- _Your task_
Below is a block of records: output all of them exactly and leave out the pictures.

[Rows from a dataset]
--------------------------------------------------
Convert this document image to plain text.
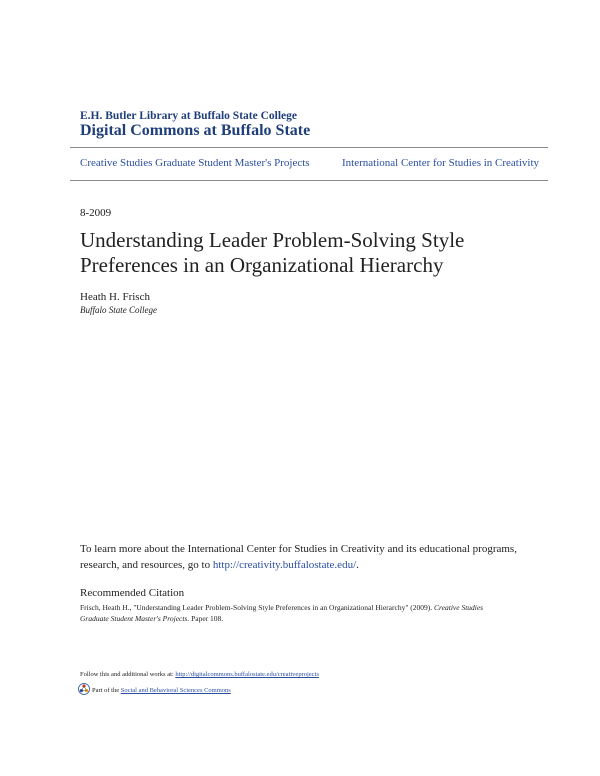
E.H. Butler Library at Buffalo State College
Digital Commons at Buffalo State
Creative Studies Graduate Student Master's Projects	International Center for Studies in Creativity
8-2009
Understanding Leader Problem-Solving Style
Preferences in an Organizational Hierarchy
Heath H. Frisch
Buffalo State College
To learn more about the International Center for Studies in Creativity and its educational programs,
research, and resources, go to http://creativity.buffalostate.edu/.
Recommended Citation
Frisch, Heath H., "Understanding Leader Problem-Solving Style Preferences in an Organizational Hierarchy" (2009). Creative Studies
Graduate Student Master's Projects. Paper 108.
Follow this and additional works at: http://digitalcommons.buffalostate.edu/creativeprojects
Part of the Social and Behavioral Sciences Commons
--------------------------------------------------
- _Task output_
Convert this document image to plain text.
E.H. Butler Library at Buffalo State College
Digital Commons at Buffalo State
Creative Studies Graduate Student Master's Projects	International Center for Studies in Creativity
8-2009
Understanding Leader Problem-Solving Style
Preferences in an Organizational Hierarchy
Heath H. Frisch
Buffalo State College
To learn more about the International Center for Studies in Creativity and its educational programs,
research, and resources, go to http://creativity.buffalostate.edu/.
Recommended Citation
Frisch, Heath H., "Understanding Leader Problem-Solving Style Preferences in an Organizational Hierarchy" (2009). Creative Studies
Graduate Student Master's Projects. Paper 108.
Follow this and additional works at: http://digitalcommons.buffalostate.edu/creativeprojects
Part of the Social and Behavioral Sciences Commons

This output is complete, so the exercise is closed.